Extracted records
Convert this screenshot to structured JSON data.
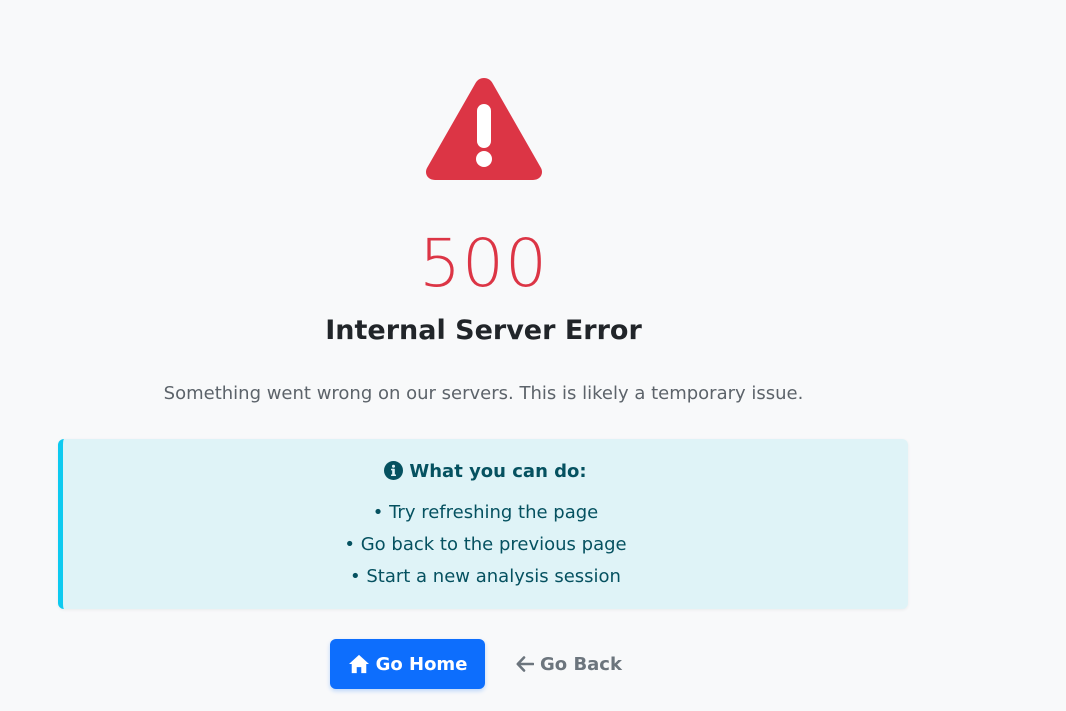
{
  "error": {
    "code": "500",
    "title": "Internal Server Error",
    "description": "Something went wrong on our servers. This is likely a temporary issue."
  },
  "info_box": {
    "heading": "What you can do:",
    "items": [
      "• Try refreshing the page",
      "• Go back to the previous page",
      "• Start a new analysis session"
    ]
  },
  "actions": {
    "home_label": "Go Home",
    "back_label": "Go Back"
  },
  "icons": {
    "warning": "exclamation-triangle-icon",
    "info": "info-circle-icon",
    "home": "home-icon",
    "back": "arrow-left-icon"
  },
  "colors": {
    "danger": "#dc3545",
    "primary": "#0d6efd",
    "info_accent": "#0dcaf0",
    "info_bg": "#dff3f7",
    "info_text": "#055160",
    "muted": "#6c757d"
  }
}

> **Exercise requirements**: Of all the lines above, how many contain the word "page"? Answer with only the number.

> **Exercise response**: 2